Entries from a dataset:
━━━━━━━━

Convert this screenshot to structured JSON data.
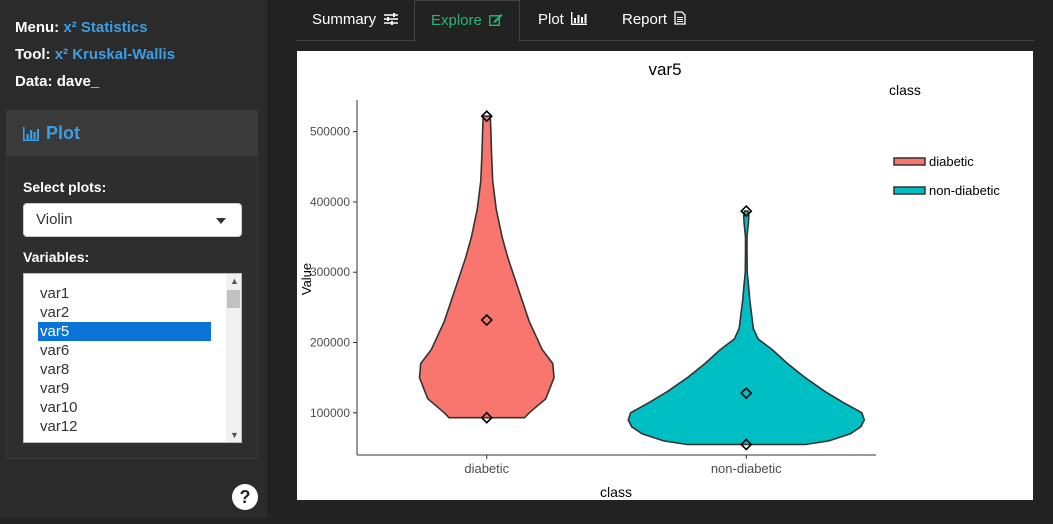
{
  "sidebar": {
    "menu_label": "Menu:",
    "menu_value": "x² Statistics",
    "tool_label": "Tool:",
    "tool_value": "x² Kruskal-Wallis",
    "data_label": "Data:",
    "data_value": "dave_",
    "panel_title": "Plot",
    "select_plots_label": "Select plots:",
    "select_plots_value": "Violin",
    "variables_label": "Variables:",
    "variables": [
      "var1",
      "var2",
      "var5",
      "var6",
      "var8",
      "var9",
      "var10",
      "var12"
    ],
    "selected_variable": "var5",
    "help_label": "?"
  },
  "tabs": [
    {
      "label": "Summary",
      "icon": "sliders-icon"
    },
    {
      "label": "Explore",
      "icon": "edit-icon",
      "active": true
    },
    {
      "label": "Plot",
      "icon": "bar-chart-icon"
    },
    {
      "label": "Report",
      "icon": "file-icon"
    }
  ],
  "colors": {
    "accent": "#3c9ee5",
    "active_tab": "#2ab27b",
    "diabetic": "#F8766D",
    "non_diabetic": "#00BFC4",
    "selection": "#0a74d9"
  },
  "chart_data": {
    "type": "violin",
    "title": "var5",
    "xlabel": "class",
    "ylabel": "Value",
    "categories": [
      "diabetic",
      "non-diabetic"
    ],
    "ylim": [
      40000,
      545000
    ],
    "yticks": [
      100000,
      200000,
      300000,
      400000,
      500000
    ],
    "ytick_labels": [
      "100000",
      "200000",
      "300000",
      "400000",
      "500000"
    ],
    "legend_title": "class",
    "legend_position": "right",
    "series": [
      {
        "name": "diabetic",
        "color": "#F8766D",
        "markers": [
          93000,
          232000,
          522000
        ],
        "density": [
          [
            93000,
            0.32
          ],
          [
            100000,
            0.36
          ],
          [
            120000,
            0.5
          ],
          [
            150000,
            0.57
          ],
          [
            170000,
            0.56
          ],
          [
            190000,
            0.47
          ],
          [
            230000,
            0.36
          ],
          [
            280000,
            0.26
          ],
          [
            320000,
            0.18
          ],
          [
            350000,
            0.13
          ],
          [
            390000,
            0.08
          ],
          [
            430000,
            0.05
          ],
          [
            470000,
            0.04
          ],
          [
            500000,
            0.035
          ],
          [
            522000,
            0.03
          ]
        ]
      },
      {
        "name": "non-diabetic",
        "color": "#00BFC4",
        "markers": [
          55000,
          128000,
          387000
        ],
        "density": [
          [
            55000,
            0.5
          ],
          [
            60000,
            0.7
          ],
          [
            70000,
            0.88
          ],
          [
            80000,
            0.97
          ],
          [
            90000,
            1.0
          ],
          [
            100000,
            0.98
          ],
          [
            115000,
            0.82
          ],
          [
            130000,
            0.67
          ],
          [
            150000,
            0.5
          ],
          [
            170000,
            0.35
          ],
          [
            190000,
            0.22
          ],
          [
            205000,
            0.1
          ],
          [
            220000,
            0.06
          ],
          [
            240000,
            0.045
          ],
          [
            260000,
            0.03
          ],
          [
            280000,
            0.02
          ],
          [
            300000,
            0.008
          ],
          [
            330000,
            0.006
          ],
          [
            350000,
            0.006
          ],
          [
            370000,
            0.018
          ],
          [
            380000,
            0.022
          ],
          [
            387000,
            0.015
          ]
        ]
      }
    ]
  }
}
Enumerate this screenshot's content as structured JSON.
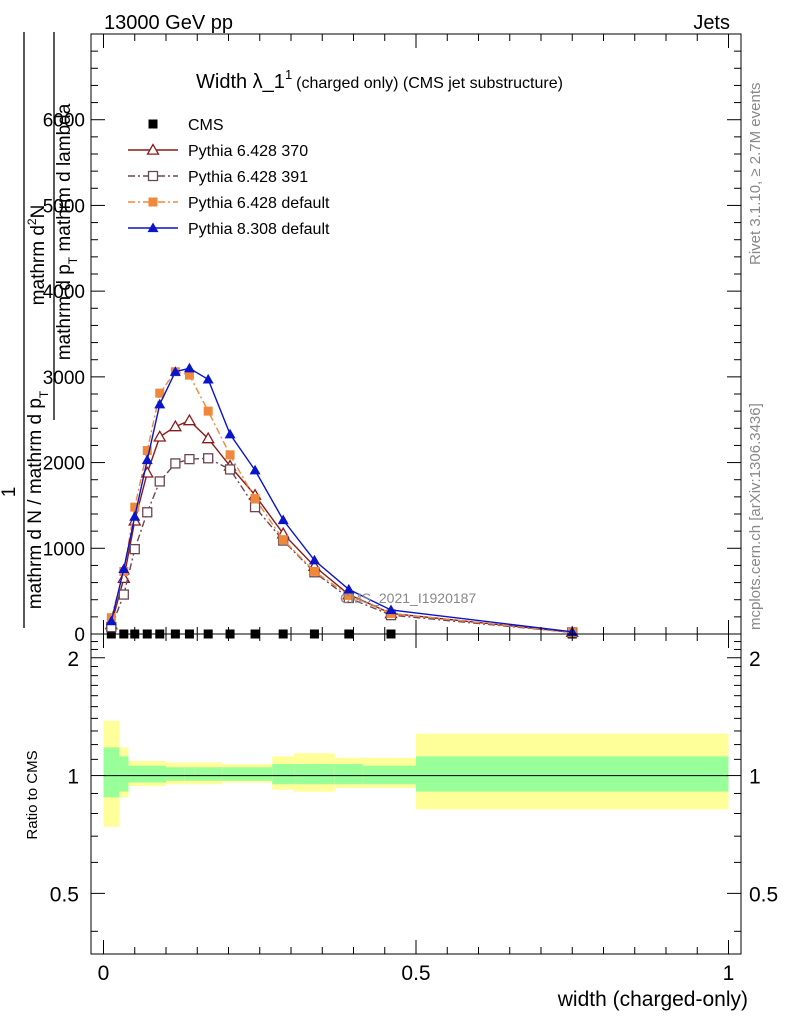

━━━━━━━━

WORK REQUIRED: Scan the listing above. Gather each line that contains the word "icon".

RESPONSE:
      "icon": "sliders-icon"
      "icon": "edit-icon",
      "icon": "bar-chart-icon"
      "icon": "file-icon"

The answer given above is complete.